Problem: Go through the records and extract every line with the word "різниці".

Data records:
· · · ·

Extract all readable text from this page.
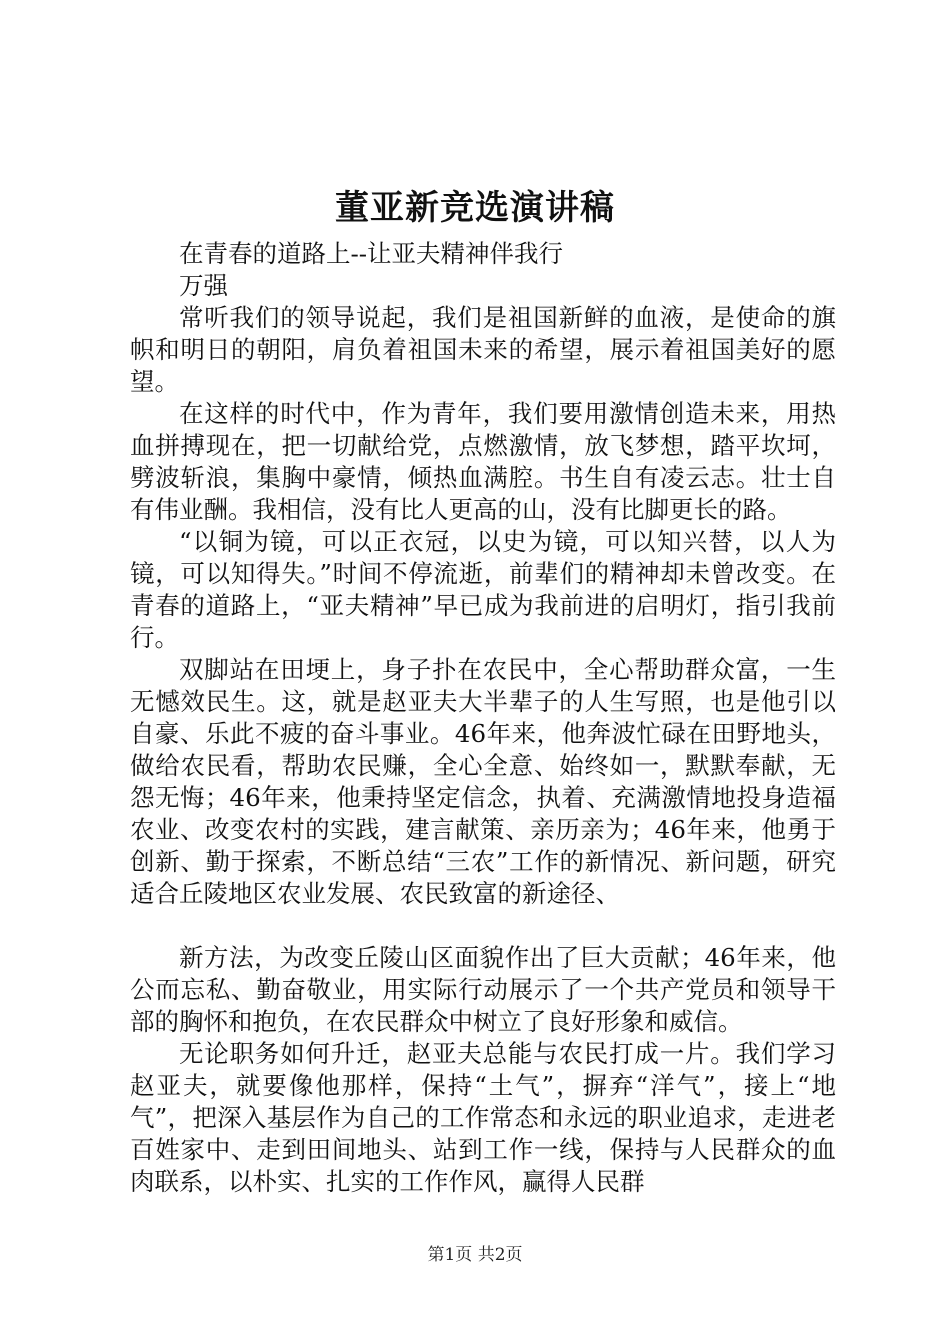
董亚新竞选演讲稿

在青春的道路上--让亚夫精神伴我行

万强

常听我们的领导说起，我们是祖国新鲜的血液，是使命的旗帜和明日的朝阳，肩负着祖国未来的希望，展示着祖国美好的愿望。

在这样的时代中，作为青年，我们要用激情创造未来，用热血拼搏现在，把一切献给党，点燃激情，放飞梦想，踏平坎坷，劈波斩浪，集胸中豪情，倾热血满腔。书生自有凌云志。壮士自有伟业酬。我相信，没有比人更高的山，没有比脚更长的路。

“以铜为镜，可以正衣冠，以史为镜，可以知兴替，以人为镜，可以知得失。”时间不停流逝，前辈们的精神却未曾改变。在青春的道路上，“亚夫精神”早已成为我前进的启明灯，指引我前行。

双脚站在田埂上，身子扑在农民中，全心帮助群众富，一生无憾效民生。这，就是赵亚夫大半辈子的人生写照，也是他引以自豪、乐此不疲的奋斗事业。46年来，他奔波忙碌在田野地头，做给农民看，帮助农民赚，全心全意、始终如一，默默奉献，无怨无悔；46年来，他秉持坚定信念，执着、充满激情地投身造福农业、改变农村的实践，建言献策、亲历亲为；46年来，他勇于创新、勤于探索，不断总结“三农”工作的新情况、新问题，研究适合丘陵地区农业发展、农民致富的新途径、

新方法，为改变丘陵山区面貌作出了巨大贡献；46年来，他公而忘私、勤奋敬业，用实际行动展示了一个共产党员和领导干部的胸怀和抱负，在农民群众中树立了良好形象和威信。

无论职务如何升迁，赵亚夫总能与农民打成一片。我们学习赵亚夫，就要像他那样，保持“土气”，摒弃“洋气”，接上“地气”，把深入基层作为自己的工作常态和永远的职业追求，走进老百姓家中、走到田间地头、站到工作一线，保持与人民群众的血肉联系，以朴实、扎实的工作作风，赢得人民群

第1页 共2页
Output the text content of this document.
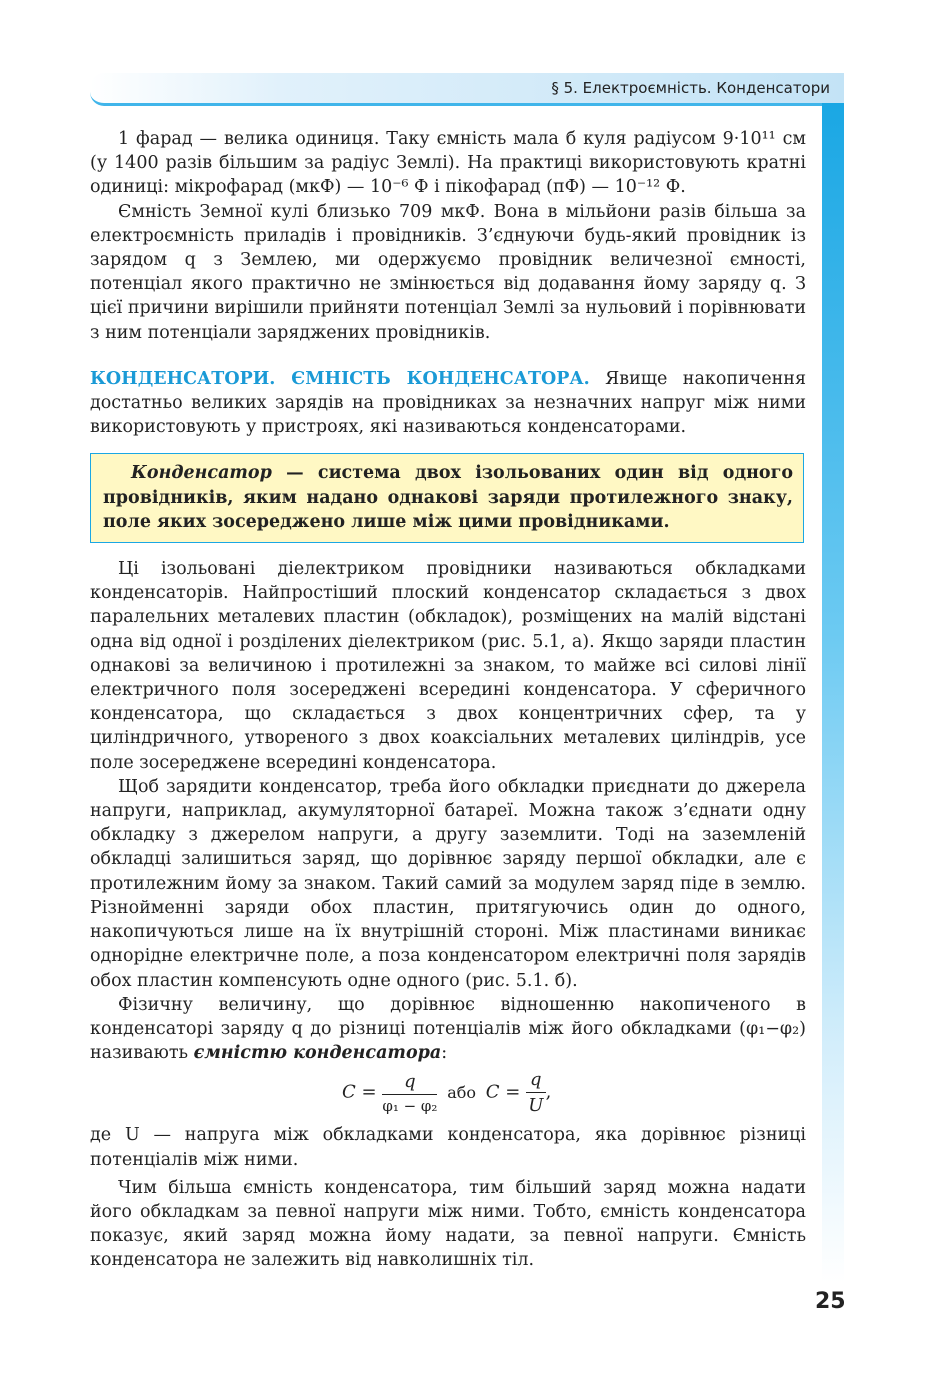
§ 5. Електроємність. Конденсатори

1 фарад — велика одиниця. Таку ємність мала б куля радіусом 9·10¹¹ см (у 1400 разів більшим за радіус Землі). На практиці використовують кратні одиниці: мікрофарад (мкФ) — 10⁻⁶ Ф і пікофарад (пФ) — 10⁻¹² Ф.

Ємність Земної кулі близько 709 мкФ. Вона в мільйони разів більша за електроємність приладів і провідників. З’єднуючи будь-який провідник із зарядом q з Землею, ми одержуємо провідник величезної ємності, потенціал якого практично не змінюється від додавання йому заряду q. З цієї причини вирішили прийняти потенціал Землі за нульовий і порівнювати з ним потенціали заряджених провідників.

КОНДЕНСАТОРИ. ЄМНІСТЬ КОНДЕНСАТОРА. Явище накопичення достатньо великих зарядів на провідниках за незначних напруг між ними використовують у пристроях, які називаються конденсаторами.

Конденсатор — система двох ізольованих один від одного провідників, яким надано однакові заряди протилежного знаку, поле яких зосереджено лише між цими провідниками.

Ці ізольовані діелектриком провідники називаються обкладками конденсаторів. Найпростіший плоский конденсатор складається з двох паралельних металевих пластин (обкладок), розміщених на малій відстані одна від одної і розділених діелектриком (рис. 5.1, а). Якщо заряди пластин однакові за величиною і протилежні за знаком, то майже всі силові лінії електричного поля зосереджені всередині конденсатора. У сферичного конденсатора, що складається з двох концентричних сфер, та у циліндричного, утвореного з двох коаксіальних металевих циліндрів, усе поле зосереджене всередині конденсатора.

Щоб зарядити конденсатор, треба його обкладки приєднати до джерела напруги, наприклад, акумуляторної батареї. Можна також з’єднати одну обкладку з джерелом напруги, а другу заземлити. Тоді на заземленій обкладці залишиться заряд, що дорівнює заряду першої обкладки, але є протилежним йому за знаком. Такий самий за модулем заряд піде в землю. Різнойменні заряди обох пластин, притягуючись один до одного, накопичуються лише на їх внутрішній стороні. Між пластинами виникає однорідне електричне поле, а поза конденсатором електричні поля зарядів обох пластин компенсують одне одного (рис. 5.1. б).

Фізичну величину, що дорівнює відношенню накопиченого в конденсаторі заряду q до різниці потенціалів між його обкладками (φ₁−φ₂) називають ємністю конденсатора:

$C = \frac{q}{\text{φ₁ − φ₂}}$ або $C = \frac{q}{U}$ ,

де U — напруга між обкладками конденсатора, яка дорівнює різниці потенціалів між ними.

Чим більша ємність конденсатора, тим більший заряд можна надати його обкладкам за певної напруги між ними. Тобто, ємність конденсатора показує, який заряд можна йому надати, за певної напруги. Ємність конденсатора не залежить від навколишніх тіл.

25
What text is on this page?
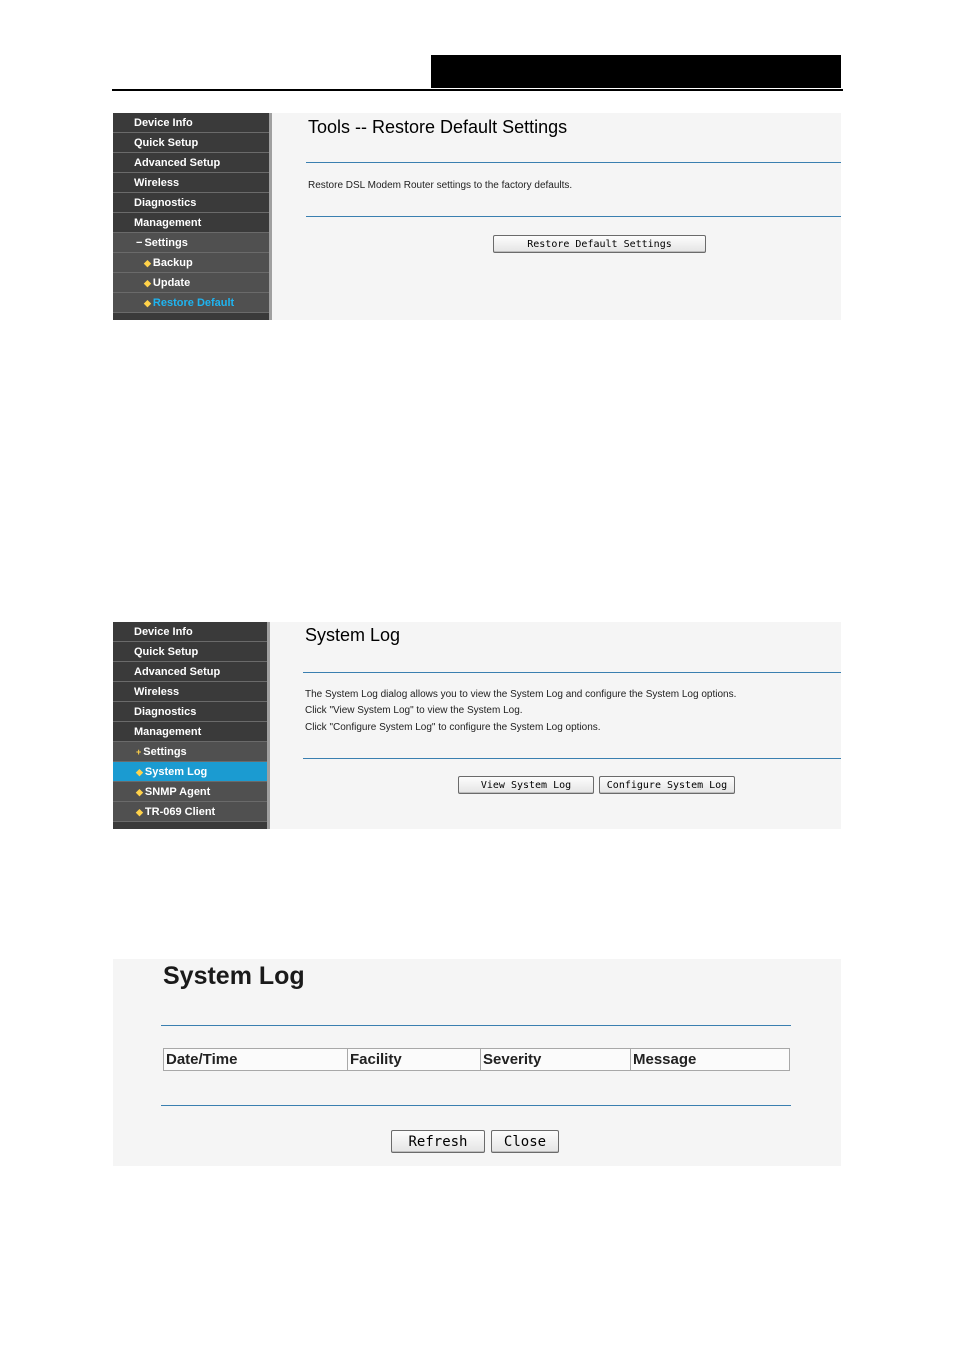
Device Info
Quick Setup
Advanced Setup
Wireless
Diagnostics
Management
− Settings
◆ Backup
◆ Update
◆ Restore Default
Tools -- Restore Default Settings
Restore DSL Modem Router settings to the factory defaults.
Restore Default Settings
Device Info
Quick Setup
Advanced Setup
Wireless
Diagnostics
Management
+ Settings
◆ System Log
◆ SNMP Agent
◆ TR-069 Client
System Log
The System Log dialog allows you to view the System Log and configure the System Log options.
Click "View System Log" to view the System Log.
Click "Configure System Log" to configure the System Log options.
View System Log	Configure System Log
System Log
Date/Time	Facility	Severity	Message
Refresh	Close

· · · ·

Solution for this exercise:
Фізичну величину, що дорівнює відношенню накопиченого в конденсаторі заряду q до різниці потенціалів між його обкладками (φ₁−φ₂) називають ємністю конденсатора:
де U — напруга між обкладками конденсатора, яка дорівнює різниці потенціалів між ними.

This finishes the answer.